• Exercise requirements: Using the records that follow, copy every line containing the word "转基因植物及其产品检测".

• Record list:
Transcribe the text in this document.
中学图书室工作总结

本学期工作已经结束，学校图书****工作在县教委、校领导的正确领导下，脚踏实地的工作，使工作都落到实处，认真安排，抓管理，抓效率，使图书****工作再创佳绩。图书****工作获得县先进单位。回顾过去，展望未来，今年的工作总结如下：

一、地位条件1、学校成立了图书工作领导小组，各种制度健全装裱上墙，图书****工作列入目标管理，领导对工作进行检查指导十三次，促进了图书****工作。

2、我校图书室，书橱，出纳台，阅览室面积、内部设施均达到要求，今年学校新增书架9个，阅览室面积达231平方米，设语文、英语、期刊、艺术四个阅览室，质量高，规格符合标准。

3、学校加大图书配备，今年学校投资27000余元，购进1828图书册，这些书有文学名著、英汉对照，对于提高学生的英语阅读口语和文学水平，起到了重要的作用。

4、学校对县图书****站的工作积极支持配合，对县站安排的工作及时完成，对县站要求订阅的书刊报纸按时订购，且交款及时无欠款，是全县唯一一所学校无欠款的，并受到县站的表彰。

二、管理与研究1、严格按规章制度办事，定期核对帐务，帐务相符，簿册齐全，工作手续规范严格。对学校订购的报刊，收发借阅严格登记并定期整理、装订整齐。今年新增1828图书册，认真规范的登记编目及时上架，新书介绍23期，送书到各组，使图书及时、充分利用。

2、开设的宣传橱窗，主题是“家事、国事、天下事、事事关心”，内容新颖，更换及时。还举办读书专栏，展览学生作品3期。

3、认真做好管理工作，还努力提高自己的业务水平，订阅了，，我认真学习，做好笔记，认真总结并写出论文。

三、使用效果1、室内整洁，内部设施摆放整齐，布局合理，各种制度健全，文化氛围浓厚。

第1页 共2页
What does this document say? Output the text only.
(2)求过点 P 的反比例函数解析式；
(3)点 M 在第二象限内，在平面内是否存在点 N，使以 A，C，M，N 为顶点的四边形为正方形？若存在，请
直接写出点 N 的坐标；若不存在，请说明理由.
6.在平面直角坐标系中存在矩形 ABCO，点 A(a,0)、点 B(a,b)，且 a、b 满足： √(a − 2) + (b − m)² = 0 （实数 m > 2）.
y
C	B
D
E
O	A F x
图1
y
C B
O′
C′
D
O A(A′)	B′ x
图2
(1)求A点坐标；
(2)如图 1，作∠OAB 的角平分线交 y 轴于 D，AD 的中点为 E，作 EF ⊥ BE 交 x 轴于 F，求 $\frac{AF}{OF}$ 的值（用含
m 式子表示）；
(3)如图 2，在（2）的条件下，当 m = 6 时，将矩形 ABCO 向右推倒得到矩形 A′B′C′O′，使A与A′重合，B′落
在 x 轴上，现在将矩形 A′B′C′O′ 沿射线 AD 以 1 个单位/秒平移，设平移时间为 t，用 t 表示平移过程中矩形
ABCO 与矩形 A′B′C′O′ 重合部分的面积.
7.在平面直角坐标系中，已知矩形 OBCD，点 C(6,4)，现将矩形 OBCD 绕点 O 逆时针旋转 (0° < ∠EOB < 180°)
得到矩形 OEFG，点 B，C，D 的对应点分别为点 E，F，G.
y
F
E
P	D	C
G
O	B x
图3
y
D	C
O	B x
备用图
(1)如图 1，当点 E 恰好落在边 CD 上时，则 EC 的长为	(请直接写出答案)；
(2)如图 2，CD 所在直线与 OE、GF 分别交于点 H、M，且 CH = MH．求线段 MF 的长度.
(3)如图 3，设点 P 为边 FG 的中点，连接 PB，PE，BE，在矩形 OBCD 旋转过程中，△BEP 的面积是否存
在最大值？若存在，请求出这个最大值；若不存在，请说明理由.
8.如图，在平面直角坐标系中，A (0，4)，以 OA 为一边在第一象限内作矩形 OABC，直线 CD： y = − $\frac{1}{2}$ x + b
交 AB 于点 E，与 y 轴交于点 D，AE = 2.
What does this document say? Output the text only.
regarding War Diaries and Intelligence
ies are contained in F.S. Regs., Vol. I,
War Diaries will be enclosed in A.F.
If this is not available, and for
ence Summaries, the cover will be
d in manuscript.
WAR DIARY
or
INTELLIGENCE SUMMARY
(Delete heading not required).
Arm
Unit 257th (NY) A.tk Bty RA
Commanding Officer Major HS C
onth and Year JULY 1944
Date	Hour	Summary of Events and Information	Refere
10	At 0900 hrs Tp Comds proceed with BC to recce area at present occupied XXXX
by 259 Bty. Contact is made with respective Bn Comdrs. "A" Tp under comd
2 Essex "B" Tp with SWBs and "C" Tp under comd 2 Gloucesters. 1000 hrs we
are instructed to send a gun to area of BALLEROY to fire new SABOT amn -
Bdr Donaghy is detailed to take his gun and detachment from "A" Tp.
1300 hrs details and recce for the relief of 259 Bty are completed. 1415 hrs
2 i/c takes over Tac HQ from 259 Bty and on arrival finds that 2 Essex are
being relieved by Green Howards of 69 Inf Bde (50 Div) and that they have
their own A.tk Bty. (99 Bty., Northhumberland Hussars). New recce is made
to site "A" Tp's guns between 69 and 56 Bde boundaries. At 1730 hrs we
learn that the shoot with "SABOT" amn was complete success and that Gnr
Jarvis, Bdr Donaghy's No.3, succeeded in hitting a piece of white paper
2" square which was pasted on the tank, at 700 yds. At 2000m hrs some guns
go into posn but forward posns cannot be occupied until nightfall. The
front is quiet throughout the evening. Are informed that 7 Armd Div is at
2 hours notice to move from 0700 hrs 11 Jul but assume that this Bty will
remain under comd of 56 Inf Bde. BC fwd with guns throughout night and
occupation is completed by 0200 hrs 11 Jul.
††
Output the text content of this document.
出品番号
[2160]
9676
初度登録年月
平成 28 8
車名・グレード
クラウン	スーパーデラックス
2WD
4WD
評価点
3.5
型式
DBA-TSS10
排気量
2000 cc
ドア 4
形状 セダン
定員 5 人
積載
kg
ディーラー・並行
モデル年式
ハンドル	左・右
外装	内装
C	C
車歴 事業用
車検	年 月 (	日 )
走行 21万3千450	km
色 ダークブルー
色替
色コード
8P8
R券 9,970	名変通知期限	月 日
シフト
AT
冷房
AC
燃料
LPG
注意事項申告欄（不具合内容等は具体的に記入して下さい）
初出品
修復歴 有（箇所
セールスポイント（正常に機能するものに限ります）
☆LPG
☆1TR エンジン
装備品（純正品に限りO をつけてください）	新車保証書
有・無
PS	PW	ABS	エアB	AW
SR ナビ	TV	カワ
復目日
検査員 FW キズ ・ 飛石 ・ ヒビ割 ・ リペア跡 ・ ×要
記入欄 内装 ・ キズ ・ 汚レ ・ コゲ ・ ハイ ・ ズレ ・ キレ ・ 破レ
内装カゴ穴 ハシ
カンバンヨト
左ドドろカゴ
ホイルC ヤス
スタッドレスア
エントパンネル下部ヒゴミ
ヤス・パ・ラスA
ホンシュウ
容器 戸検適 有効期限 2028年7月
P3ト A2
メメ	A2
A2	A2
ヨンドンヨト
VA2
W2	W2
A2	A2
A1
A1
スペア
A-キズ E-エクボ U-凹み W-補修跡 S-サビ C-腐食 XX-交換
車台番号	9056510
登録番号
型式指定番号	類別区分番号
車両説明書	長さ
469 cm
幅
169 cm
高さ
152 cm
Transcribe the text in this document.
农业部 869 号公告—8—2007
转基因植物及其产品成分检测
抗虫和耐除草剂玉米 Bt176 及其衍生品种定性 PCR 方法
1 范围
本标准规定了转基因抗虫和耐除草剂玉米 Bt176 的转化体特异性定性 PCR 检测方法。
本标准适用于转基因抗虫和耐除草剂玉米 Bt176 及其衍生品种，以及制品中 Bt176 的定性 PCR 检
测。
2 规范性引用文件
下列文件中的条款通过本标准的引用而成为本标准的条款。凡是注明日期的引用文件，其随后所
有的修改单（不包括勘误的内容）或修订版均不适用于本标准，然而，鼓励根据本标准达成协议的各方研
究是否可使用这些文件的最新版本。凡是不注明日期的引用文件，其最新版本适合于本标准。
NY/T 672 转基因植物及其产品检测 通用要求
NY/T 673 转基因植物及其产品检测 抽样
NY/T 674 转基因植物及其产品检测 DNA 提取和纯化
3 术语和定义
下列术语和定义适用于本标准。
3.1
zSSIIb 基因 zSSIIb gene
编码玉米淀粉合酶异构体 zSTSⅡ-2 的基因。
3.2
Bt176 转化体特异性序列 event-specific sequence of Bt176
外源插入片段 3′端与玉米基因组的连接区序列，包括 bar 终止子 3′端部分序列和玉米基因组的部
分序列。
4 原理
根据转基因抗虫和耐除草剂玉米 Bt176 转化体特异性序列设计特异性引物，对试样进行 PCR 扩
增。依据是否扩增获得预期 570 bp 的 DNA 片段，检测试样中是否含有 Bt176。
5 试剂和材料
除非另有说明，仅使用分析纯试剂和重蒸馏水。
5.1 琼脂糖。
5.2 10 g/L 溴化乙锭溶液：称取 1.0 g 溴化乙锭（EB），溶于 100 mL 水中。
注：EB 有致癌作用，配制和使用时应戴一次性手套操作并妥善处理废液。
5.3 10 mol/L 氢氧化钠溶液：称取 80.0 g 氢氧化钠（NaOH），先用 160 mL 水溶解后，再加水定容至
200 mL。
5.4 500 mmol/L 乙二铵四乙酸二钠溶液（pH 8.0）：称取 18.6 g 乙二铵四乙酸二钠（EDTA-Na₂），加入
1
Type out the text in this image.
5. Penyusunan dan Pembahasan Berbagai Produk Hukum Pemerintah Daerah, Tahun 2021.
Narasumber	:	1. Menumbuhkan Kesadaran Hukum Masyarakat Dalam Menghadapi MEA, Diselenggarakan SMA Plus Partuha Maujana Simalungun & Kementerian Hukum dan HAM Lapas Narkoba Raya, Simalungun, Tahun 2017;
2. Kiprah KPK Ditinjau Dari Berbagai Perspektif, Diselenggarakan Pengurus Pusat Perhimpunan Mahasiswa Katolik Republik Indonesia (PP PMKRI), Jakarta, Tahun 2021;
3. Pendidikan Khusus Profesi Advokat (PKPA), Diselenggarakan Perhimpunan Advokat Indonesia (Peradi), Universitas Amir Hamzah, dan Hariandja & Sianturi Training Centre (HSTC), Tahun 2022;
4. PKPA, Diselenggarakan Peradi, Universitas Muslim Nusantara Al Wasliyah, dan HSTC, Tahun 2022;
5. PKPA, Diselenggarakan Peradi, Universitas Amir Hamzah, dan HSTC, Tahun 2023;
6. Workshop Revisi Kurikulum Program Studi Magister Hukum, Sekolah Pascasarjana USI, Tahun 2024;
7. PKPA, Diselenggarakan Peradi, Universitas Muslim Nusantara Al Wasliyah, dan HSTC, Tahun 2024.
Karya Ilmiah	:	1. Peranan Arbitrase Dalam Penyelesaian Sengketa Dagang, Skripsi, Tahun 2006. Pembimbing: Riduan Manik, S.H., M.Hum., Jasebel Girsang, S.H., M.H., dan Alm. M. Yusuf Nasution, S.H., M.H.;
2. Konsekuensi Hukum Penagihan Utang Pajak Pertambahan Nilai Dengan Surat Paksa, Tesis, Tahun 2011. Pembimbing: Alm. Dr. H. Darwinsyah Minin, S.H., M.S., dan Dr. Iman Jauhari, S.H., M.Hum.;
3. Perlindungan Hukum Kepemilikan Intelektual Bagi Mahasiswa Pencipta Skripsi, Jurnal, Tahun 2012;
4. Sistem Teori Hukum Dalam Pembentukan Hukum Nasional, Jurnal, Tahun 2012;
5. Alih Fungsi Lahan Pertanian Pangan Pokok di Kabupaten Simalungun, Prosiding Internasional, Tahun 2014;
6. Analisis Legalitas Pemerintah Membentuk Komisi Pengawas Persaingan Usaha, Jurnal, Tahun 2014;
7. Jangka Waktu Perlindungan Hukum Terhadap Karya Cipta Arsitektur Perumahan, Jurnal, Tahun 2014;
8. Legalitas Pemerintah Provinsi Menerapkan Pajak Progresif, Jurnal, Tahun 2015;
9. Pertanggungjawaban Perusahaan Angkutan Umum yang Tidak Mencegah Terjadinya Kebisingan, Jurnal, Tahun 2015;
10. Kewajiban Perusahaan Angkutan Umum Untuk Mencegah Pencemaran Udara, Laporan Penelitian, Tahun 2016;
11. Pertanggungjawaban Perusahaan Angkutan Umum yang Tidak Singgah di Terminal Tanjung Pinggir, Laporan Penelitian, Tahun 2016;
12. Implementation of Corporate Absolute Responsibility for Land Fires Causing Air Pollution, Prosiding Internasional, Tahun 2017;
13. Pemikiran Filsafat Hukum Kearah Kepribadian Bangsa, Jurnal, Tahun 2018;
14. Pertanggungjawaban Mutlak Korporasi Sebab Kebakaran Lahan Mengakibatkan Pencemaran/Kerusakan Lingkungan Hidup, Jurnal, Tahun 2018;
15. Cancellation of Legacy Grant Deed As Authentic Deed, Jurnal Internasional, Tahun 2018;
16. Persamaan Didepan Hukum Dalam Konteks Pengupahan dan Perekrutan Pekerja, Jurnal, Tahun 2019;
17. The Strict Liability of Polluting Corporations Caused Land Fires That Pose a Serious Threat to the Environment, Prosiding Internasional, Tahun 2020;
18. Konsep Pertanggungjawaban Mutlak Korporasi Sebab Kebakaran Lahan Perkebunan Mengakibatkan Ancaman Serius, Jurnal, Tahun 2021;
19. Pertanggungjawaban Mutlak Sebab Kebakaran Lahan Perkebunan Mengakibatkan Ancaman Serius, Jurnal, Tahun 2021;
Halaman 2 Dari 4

• Exercise answer:
NY/T 672 转基因植物及其产品检测 通用要求
NY/T 673 转基因植物及其产品检测 抽样
NY/T 674 转基因植物及其产品检测 DNA 提取和纯化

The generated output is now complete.